-- begin --
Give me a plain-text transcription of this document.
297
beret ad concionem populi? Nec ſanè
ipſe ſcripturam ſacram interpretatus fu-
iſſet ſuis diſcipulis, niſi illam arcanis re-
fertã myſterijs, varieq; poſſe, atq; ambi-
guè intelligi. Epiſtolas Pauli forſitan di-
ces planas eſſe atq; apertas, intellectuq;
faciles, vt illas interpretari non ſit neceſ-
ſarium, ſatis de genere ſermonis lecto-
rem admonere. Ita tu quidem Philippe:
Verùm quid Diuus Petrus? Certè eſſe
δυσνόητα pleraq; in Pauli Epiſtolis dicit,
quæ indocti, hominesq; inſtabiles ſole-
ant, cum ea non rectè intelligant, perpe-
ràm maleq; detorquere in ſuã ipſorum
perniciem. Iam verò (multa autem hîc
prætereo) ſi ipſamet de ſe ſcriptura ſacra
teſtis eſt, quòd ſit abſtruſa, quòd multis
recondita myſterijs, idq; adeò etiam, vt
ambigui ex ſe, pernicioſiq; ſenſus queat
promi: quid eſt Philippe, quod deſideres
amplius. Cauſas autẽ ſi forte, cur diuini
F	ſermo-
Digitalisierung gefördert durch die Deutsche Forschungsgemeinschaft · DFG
-- end --
-- begin --
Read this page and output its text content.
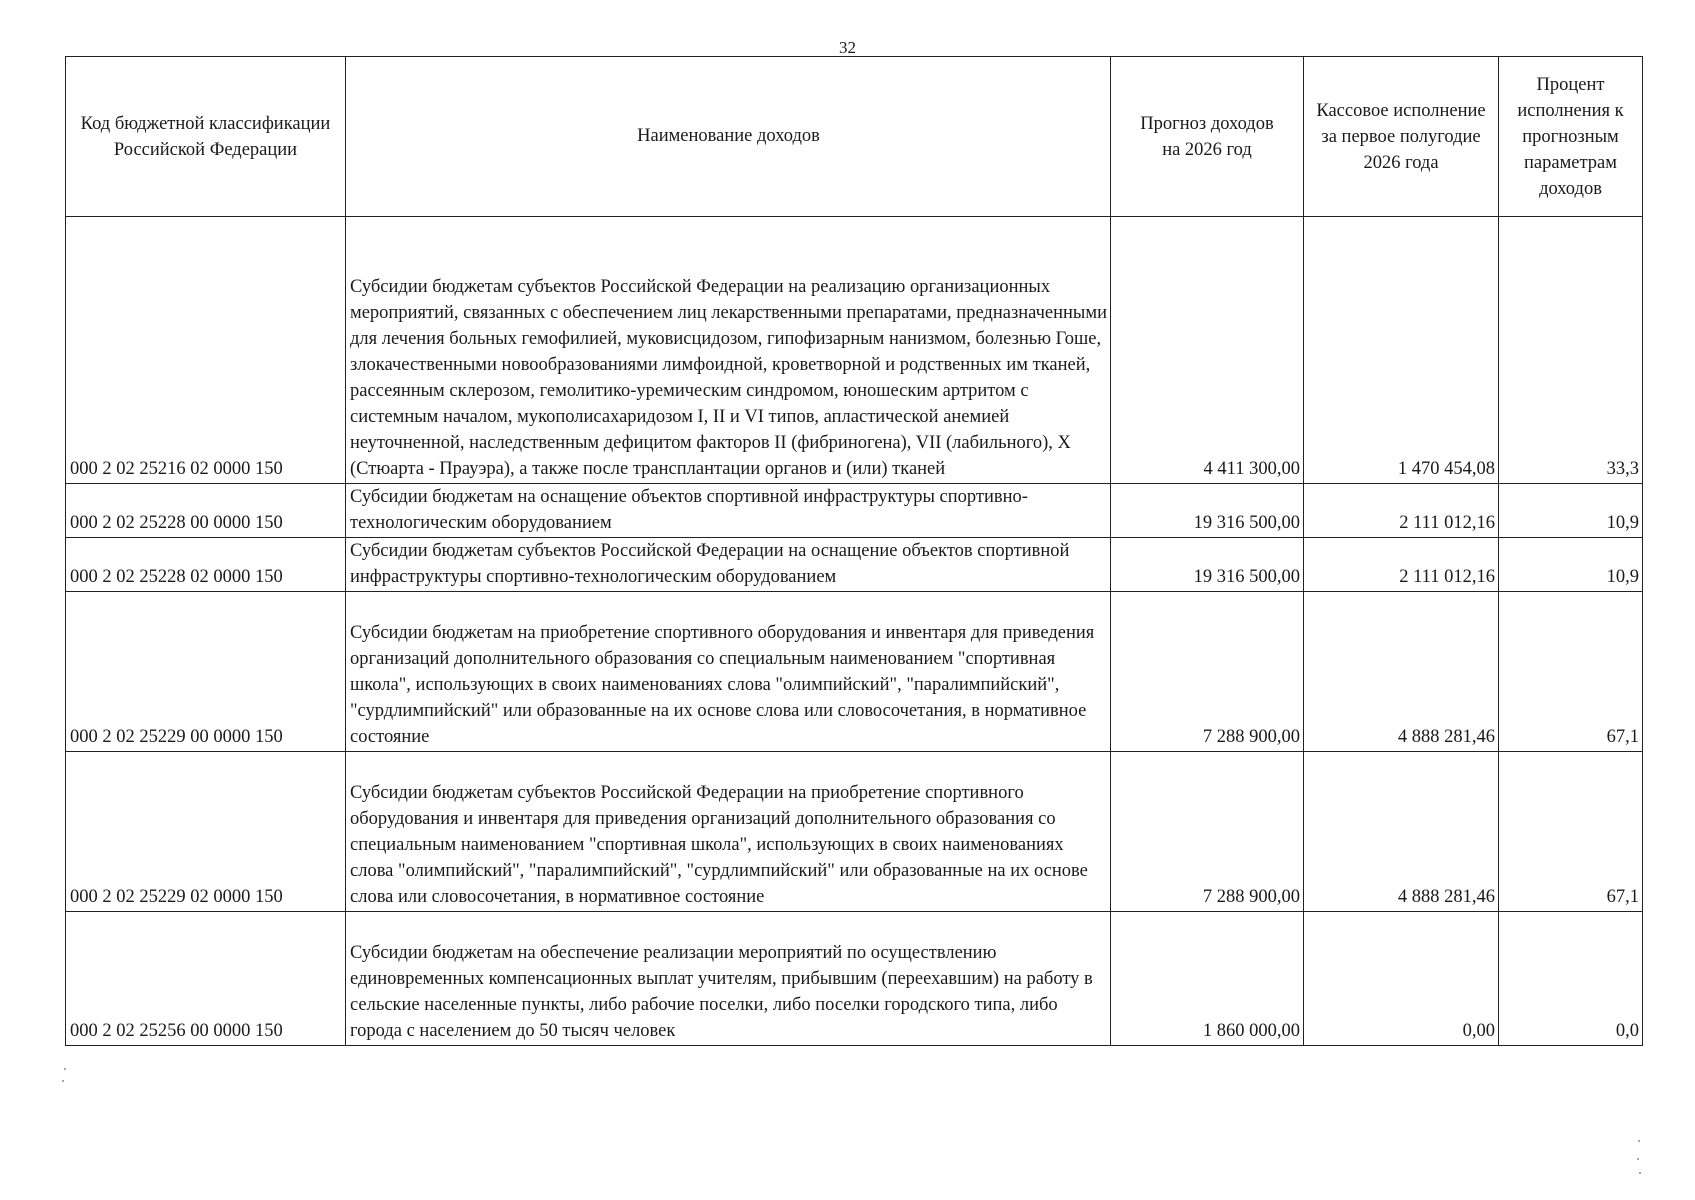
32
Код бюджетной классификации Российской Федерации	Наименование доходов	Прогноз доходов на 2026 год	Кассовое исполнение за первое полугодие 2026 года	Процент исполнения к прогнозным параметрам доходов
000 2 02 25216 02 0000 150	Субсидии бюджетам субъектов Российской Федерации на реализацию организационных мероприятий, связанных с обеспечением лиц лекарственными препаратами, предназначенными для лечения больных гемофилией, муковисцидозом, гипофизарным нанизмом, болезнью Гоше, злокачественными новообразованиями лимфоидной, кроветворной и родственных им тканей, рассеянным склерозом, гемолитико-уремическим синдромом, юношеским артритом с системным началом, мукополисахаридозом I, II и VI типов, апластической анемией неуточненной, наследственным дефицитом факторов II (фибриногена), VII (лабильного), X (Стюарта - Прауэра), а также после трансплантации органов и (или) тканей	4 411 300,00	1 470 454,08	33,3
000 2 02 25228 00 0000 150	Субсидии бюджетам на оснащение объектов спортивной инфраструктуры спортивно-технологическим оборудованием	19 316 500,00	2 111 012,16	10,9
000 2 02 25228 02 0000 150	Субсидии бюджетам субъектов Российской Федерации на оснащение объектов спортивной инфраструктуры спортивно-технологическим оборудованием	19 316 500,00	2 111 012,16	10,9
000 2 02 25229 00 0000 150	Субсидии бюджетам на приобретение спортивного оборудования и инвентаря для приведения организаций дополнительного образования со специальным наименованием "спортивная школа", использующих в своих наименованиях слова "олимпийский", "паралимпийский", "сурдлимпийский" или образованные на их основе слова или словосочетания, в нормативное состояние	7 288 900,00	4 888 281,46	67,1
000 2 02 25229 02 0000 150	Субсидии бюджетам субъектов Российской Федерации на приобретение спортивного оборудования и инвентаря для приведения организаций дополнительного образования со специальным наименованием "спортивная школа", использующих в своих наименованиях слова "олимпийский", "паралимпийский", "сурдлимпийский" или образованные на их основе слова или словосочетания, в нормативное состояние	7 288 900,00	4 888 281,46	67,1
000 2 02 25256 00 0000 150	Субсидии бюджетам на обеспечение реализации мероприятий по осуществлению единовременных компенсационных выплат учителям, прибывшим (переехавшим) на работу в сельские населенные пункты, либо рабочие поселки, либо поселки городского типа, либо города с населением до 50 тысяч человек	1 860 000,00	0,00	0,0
-- end --
* WHAT THE EXERCISE ASKS
Pick out the lines above containing the word "дополнительного", then copy them.

* ANSWER FOR THIS EXERCISE
000 2 02 25229 00 0000 150	Субсидии бюджетам на приобретение спортивного оборудования и инвентаря для приведения организаций дополнительного образования со специальным наименованием "спортивная школа", использующих в своих наименованиях слова "олимпийский", "паралимпийский", "сурдлимпийский" или образованные на их основе слова или словосочетания, в нормативное состояние	7 288 900,00	4 888 281,46	67,1
000 2 02 25229 02 0000 150	Субсидии бюджетам субъектов Российской Федерации на приобретение спортивного оборудования и инвентаря для приведения организаций дополнительного образования со специальным наименованием "спортивная школа", использующих в своих наименованиях слова "олимпийский", "паралимпийский", "сурдлимпийский" или образованные на их основе слова или словосочетания, в нормативное состояние	7 288 900,00	4 888 281,46	67,1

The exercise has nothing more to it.